_Objective_
Find the string "Value" in the data, then copy every line where it is found.

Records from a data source

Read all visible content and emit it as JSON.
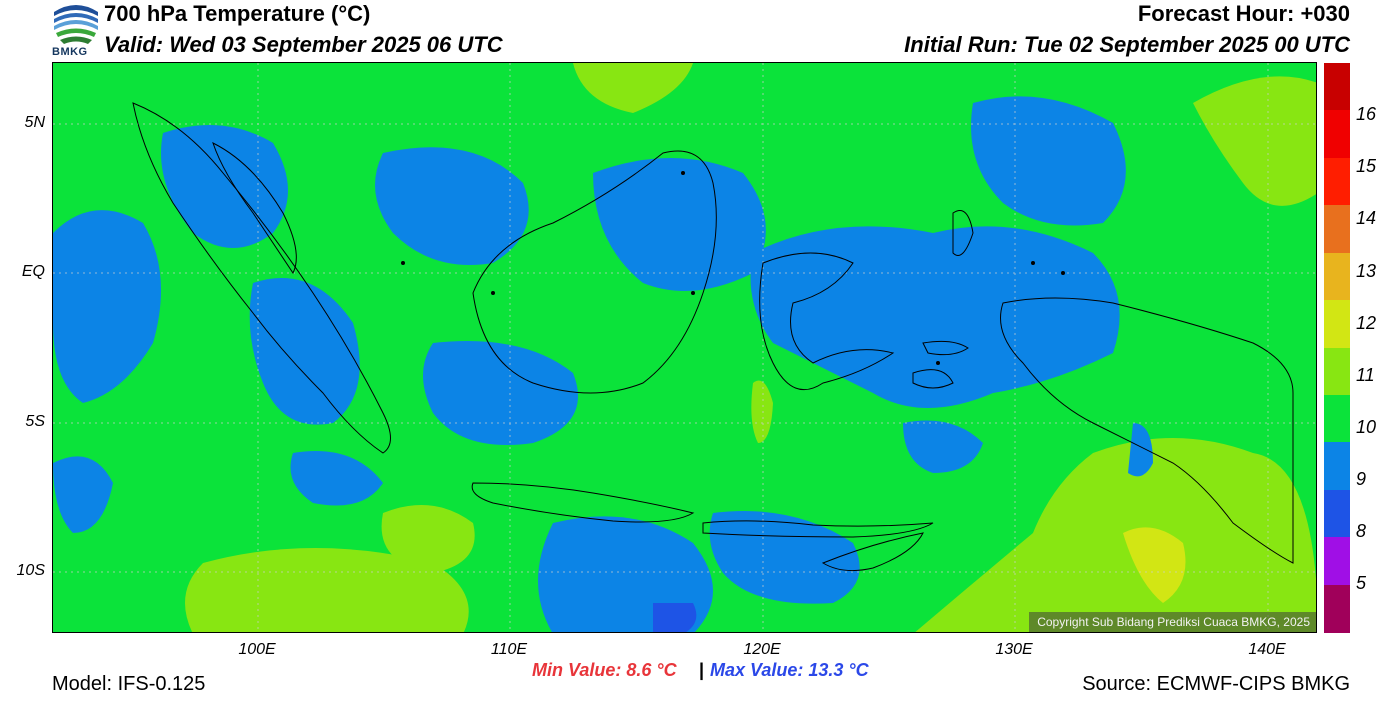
{
  "header": {
    "title": "700 hPa Temperature (°C)",
    "valid": "Valid: Wed 03 September 2025 06 UTC",
    "forecast_hour": "Forecast Hour: +030",
    "initial_run": "Initial Run: Tue 02 September 2025 00 UTC",
    "logo_text": "BMKG"
  },
  "map": {
    "lat_labels": [
      "5N",
      "EQ",
      "5S",
      "10S"
    ],
    "lon_labels": [
      "100E",
      "110E",
      "120E",
      "130E",
      "140E"
    ],
    "copyright": "Copyright Sub Bidang Prediksi Cuaca BMKG, 2025",
    "region": "Indonesia",
    "field": "700 hPa temperature"
  },
  "colorbar": {
    "labels": [
      "16",
      "15",
      "14",
      "13",
      "12",
      "11",
      "10",
      "9",
      "8",
      "5"
    ],
    "colors": [
      "#c80000",
      "#f00000",
      "#ff1e00",
      "#e8701e",
      "#e8b41e",
      "#d2e614",
      "#88e612",
      "#0be33a",
      "#0c84e6",
      "#1e54e6",
      "#a00fe6",
      "#a0005a"
    ]
  },
  "stats": {
    "min_value": "Min Value: 8.6 °C",
    "separator": "|",
    "max_value": "Max Value: 13.3 °C"
  },
  "footer": {
    "model": "Model: IFS-0.125",
    "source": "Source: ECMWF-CIPS BMKG"
  }
}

_Reply_
    "min_value": "Min Value: 8.6 °C",
    "max_value": "Max Value: 13.3 °C"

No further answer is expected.